> SHORT EXERCISE
Take every line from the listing below that includes "July" and copy it.
* BEGIN *
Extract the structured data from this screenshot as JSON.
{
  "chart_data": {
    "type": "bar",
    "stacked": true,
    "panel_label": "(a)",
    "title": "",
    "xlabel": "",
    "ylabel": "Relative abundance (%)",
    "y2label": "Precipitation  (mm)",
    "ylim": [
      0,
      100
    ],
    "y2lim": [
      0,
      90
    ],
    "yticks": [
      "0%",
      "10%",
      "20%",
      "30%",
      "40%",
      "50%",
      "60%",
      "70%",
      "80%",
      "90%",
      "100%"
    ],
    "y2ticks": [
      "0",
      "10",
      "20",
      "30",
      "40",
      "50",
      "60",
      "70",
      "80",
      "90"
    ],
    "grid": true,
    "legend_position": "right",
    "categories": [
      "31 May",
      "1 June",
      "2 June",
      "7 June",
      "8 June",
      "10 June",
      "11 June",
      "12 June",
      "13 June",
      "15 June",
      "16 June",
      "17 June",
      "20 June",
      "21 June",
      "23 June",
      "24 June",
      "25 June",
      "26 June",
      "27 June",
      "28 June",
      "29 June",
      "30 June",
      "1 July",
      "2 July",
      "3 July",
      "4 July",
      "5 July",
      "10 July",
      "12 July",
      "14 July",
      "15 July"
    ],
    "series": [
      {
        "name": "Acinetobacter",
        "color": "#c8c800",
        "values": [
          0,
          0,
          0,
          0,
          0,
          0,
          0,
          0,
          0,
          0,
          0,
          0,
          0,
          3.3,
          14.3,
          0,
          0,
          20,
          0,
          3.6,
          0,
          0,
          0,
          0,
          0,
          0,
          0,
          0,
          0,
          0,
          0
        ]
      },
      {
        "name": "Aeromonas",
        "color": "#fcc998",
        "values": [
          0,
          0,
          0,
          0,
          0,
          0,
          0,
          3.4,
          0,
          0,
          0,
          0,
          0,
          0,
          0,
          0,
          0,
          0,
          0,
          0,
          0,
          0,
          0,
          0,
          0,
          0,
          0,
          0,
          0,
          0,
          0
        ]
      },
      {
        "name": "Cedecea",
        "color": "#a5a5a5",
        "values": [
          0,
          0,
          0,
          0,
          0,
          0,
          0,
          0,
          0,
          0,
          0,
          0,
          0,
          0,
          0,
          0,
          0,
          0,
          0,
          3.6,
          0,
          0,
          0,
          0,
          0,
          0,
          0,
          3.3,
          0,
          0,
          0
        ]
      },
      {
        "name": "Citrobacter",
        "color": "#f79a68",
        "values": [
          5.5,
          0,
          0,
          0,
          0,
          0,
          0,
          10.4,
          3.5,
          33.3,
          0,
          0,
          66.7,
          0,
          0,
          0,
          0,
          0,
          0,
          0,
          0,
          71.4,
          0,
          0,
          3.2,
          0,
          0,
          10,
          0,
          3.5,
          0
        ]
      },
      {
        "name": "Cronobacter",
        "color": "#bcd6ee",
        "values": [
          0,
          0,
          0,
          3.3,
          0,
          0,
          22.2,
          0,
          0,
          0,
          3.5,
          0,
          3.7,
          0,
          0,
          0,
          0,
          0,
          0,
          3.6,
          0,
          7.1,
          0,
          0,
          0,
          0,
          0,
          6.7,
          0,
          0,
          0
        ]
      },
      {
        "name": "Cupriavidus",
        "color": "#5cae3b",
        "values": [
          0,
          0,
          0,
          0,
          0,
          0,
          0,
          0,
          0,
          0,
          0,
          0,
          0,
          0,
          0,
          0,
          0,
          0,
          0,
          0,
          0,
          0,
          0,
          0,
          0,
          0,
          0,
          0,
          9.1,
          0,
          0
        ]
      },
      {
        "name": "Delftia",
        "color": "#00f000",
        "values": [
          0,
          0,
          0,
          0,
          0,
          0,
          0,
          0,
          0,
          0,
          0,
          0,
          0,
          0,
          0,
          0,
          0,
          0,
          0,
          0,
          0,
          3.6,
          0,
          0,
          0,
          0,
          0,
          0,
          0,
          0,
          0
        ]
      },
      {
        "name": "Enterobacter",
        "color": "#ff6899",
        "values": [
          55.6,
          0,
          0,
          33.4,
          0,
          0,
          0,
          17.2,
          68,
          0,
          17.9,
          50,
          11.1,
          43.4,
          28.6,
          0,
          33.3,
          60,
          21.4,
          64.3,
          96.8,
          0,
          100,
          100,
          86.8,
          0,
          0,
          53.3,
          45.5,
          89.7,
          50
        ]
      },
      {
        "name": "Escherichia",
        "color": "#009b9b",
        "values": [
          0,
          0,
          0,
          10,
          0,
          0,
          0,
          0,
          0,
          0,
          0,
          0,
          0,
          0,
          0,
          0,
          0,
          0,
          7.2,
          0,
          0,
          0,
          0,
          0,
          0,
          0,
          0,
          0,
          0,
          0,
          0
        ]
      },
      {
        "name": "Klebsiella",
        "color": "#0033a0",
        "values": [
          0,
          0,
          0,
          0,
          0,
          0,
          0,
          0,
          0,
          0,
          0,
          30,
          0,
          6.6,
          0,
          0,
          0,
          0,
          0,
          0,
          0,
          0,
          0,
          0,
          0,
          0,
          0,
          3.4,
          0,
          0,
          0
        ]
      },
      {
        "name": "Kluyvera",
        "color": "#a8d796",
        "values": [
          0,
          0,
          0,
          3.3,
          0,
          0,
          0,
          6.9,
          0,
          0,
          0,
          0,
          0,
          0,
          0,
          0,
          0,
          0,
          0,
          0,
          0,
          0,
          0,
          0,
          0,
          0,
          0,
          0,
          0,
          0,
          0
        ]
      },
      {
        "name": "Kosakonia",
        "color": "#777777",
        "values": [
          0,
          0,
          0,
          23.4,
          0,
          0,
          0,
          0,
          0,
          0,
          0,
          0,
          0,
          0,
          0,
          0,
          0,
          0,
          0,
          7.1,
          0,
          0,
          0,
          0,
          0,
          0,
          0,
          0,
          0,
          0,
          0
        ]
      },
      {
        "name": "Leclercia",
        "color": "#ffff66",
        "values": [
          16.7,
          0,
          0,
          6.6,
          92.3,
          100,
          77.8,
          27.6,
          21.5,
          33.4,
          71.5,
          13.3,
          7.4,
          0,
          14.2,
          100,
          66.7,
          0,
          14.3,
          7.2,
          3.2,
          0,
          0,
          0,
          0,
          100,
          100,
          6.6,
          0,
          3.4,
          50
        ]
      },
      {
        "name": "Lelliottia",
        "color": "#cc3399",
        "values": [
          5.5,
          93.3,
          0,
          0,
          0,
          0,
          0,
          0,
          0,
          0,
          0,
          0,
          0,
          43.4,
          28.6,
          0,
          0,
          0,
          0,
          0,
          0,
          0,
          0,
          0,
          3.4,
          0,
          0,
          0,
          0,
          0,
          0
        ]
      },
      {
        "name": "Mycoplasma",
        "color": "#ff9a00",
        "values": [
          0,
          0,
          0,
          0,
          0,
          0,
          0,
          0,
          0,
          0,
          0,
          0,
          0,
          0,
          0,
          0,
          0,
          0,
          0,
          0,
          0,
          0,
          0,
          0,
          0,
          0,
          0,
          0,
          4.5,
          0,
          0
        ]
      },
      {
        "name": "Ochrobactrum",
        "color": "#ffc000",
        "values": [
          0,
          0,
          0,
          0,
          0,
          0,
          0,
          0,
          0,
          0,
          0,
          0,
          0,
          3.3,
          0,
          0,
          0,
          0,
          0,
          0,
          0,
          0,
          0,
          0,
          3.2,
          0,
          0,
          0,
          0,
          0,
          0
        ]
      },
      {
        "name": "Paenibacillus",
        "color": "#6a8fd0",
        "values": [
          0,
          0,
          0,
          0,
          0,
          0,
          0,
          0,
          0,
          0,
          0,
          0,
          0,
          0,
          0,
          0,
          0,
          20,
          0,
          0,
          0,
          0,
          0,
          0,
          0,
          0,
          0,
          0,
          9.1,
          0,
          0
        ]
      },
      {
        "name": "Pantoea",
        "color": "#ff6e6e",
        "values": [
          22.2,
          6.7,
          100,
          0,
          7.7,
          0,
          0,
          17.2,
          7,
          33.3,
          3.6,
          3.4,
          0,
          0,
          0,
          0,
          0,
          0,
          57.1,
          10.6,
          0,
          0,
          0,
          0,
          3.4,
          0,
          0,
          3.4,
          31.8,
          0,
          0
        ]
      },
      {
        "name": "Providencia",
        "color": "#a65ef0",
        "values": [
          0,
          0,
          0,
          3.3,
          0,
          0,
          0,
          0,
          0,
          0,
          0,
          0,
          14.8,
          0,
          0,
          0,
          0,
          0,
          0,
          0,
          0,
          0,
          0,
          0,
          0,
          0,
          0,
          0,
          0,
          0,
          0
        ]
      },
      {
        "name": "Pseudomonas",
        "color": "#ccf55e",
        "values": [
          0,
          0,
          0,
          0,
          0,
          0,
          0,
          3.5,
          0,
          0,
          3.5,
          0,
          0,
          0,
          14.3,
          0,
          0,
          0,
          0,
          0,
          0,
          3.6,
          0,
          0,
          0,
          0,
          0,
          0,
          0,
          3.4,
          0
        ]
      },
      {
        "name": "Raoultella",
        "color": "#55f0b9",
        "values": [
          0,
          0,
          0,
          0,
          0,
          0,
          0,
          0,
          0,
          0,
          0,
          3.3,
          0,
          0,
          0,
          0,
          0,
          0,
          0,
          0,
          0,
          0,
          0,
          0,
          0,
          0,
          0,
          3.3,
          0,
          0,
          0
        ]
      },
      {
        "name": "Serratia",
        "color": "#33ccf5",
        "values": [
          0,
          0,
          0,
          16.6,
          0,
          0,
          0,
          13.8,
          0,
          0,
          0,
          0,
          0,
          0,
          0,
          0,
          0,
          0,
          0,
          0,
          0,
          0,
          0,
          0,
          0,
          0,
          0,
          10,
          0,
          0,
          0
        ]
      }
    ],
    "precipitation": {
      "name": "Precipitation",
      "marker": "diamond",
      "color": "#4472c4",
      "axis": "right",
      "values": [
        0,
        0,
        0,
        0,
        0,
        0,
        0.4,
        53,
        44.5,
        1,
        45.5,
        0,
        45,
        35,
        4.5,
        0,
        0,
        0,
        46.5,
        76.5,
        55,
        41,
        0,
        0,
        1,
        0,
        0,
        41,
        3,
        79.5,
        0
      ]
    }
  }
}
* END *
> OUTPUT OF THE EXERCISE
      "1 July",
      "2 July",
      "3 July",
      "4 July",
      "5 July",
      "10 July",
      "12 July",
      "14 July",
      "15 July"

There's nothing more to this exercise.